» Instructions to follow:
Images excluded, repeat each entry below exactly.

* * * * * * * * *

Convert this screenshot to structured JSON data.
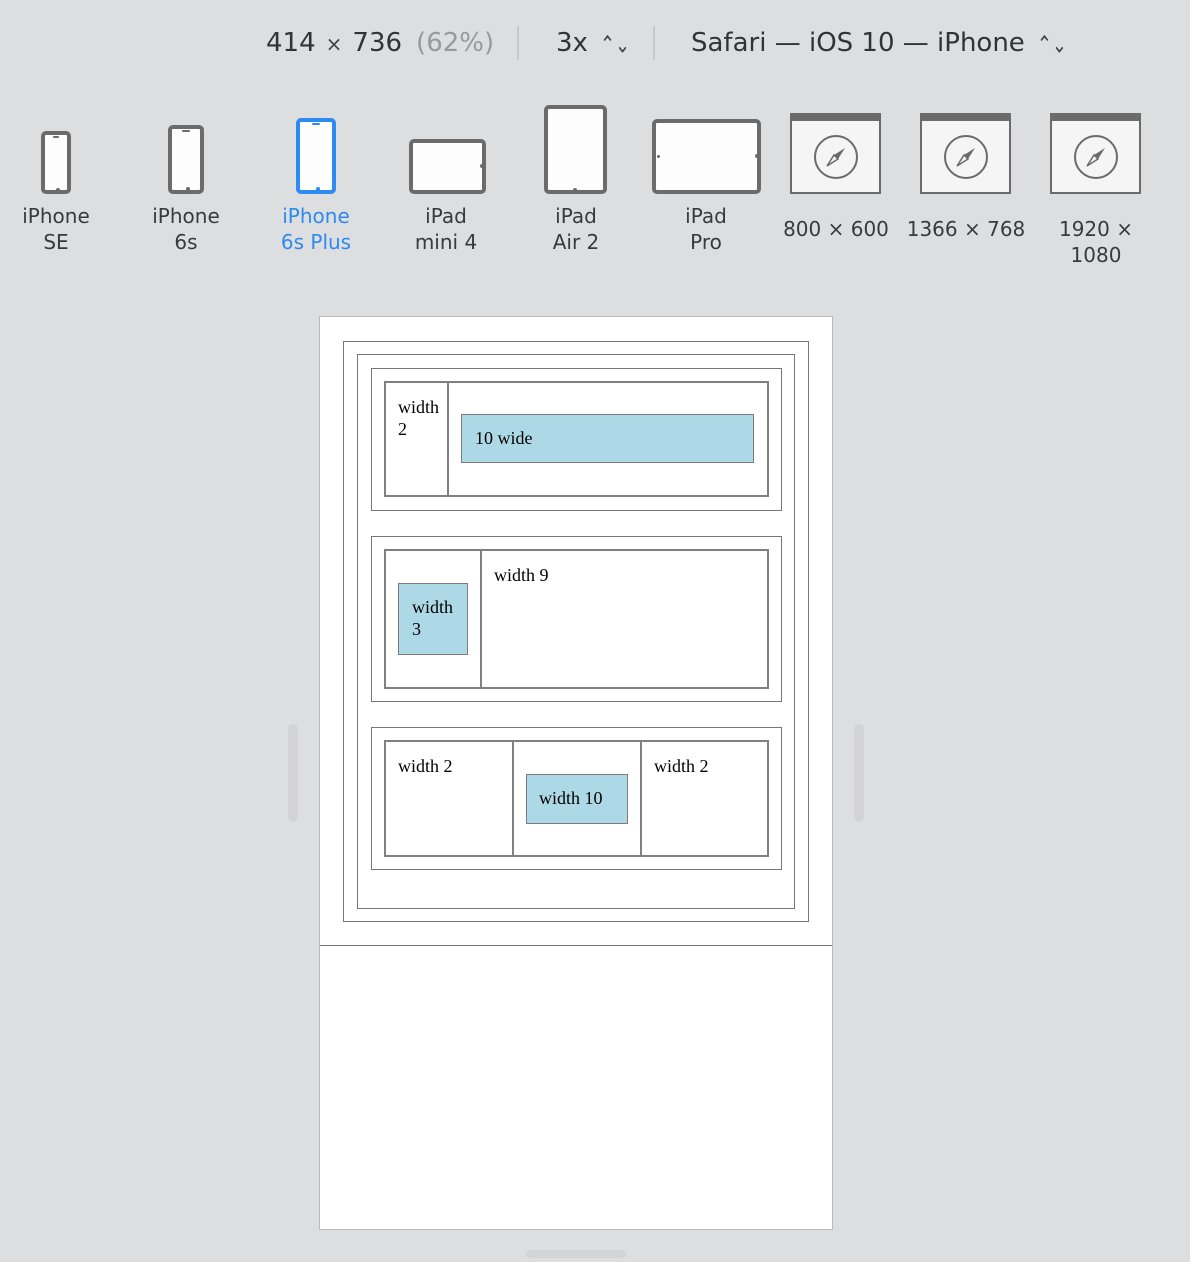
{
  "toolbar": {
    "width": "414",
    "times": "×",
    "height": "736",
    "zoom": "(62%)",
    "scale": "3x",
    "user_agent": "Safari — iOS 10 — iPhone",
    "stepper_icon": "up-down-chevron-icon"
  },
  "devices": [
    {
      "line1": "iPhone",
      "line2": "SE",
      "icon": "iphone-icon",
      "active": false
    },
    {
      "line1": "iPhone",
      "line2": "6s",
      "icon": "iphone-icon",
      "active": false
    },
    {
      "line1": "iPhone",
      "line2": "6s Plus",
      "icon": "iphone-icon",
      "active": true
    },
    {
      "line1": "iPad",
      "line2": "mini 4",
      "icon": "ipad-landscape-icon",
      "active": false
    },
    {
      "line1": "iPad",
      "line2": "Air 2",
      "icon": "ipad-icon",
      "active": false
    },
    {
      "line1": "iPad",
      "line2": "Pro",
      "icon": "ipad-landscape-icon",
      "active": false
    },
    {
      "line1": "800 × 600",
      "icon": "safari-window-icon",
      "active": false
    },
    {
      "line1": "1366 × 768",
      "icon": "safari-window-icon",
      "active": false
    },
    {
      "line1": "1920 × 1080",
      "icon": "safari-window-icon",
      "active": false
    }
  ],
  "page": {
    "row1": {
      "left": "width 2",
      "right_box": "10 wide"
    },
    "row2": {
      "left_box": "width 3",
      "right": "width 9"
    },
    "row3": {
      "left": "width 2",
      "middle_box": "width 10",
      "right": "width 2"
    }
  },
  "colors": {
    "accent": "#2d8af0",
    "box_fill": "#add8e6",
    "background": "#dddee0"
  }
}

* * * * * * * * *

» Response:
Convert this screenshot to structured JSON data.
{
  "toolbar": {
    "width": "414",
    "times": "×",
    "height": "736",
    "zoom": "(62%)",
    "scale": "3x",
    "user_agent": "Safari — iOS 10 — iPhone",
    "stepper_icon": "up-down-chevron-icon"
  },
  "devices": [
    {
      "line1": "iPhone",
      "line2": "SE",
      "icon": "iphone-icon",
      "active": false
    },
    {
      "line1": "iPhone",
      "line2": "6s",
      "icon": "iphone-icon",
      "active": false
    },
    {
      "line1": "iPhone",
      "line2": "6s Plus",
      "icon": "iphone-icon",
      "active": true
    },
    {
      "line1": "iPad",
      "line2": "mini 4",
      "icon": "ipad-landscape-icon",
      "active": false
    },
    {
      "line1": "iPad",
      "line2": "Air 2",
      "icon": "ipad-icon",
      "active": false
    },
    {
      "line1": "iPad",
      "line2": "Pro",
      "icon": "ipad-landscape-icon",
      "active": false
    },
    {
      "line1": "800 × 600",
      "icon": "safari-window-icon",
      "active": false
    },
    {
      "line1": "1366 × 768",
      "icon": "safari-window-icon",
      "active": false
    },
    {
      "line1": "1920 × 1080",
      "icon": "safari-window-icon",
      "active": false
    }
  ],
  "page": {
    "row1": {
      "left": "width 2",
      "right_box": "10 wide"
    },
    "row2": {
      "left_box": "width 3",
      "right": "width 9"
    },
    "row3": {
      "left": "width 2",
      "middle_box": "width 10",
      "right": "width 2"
    }
  },
  "colors": {
    "accent": "#2d8af0",
    "box_fill": "#add8e6",
    "background": "#dddee0"
  }
}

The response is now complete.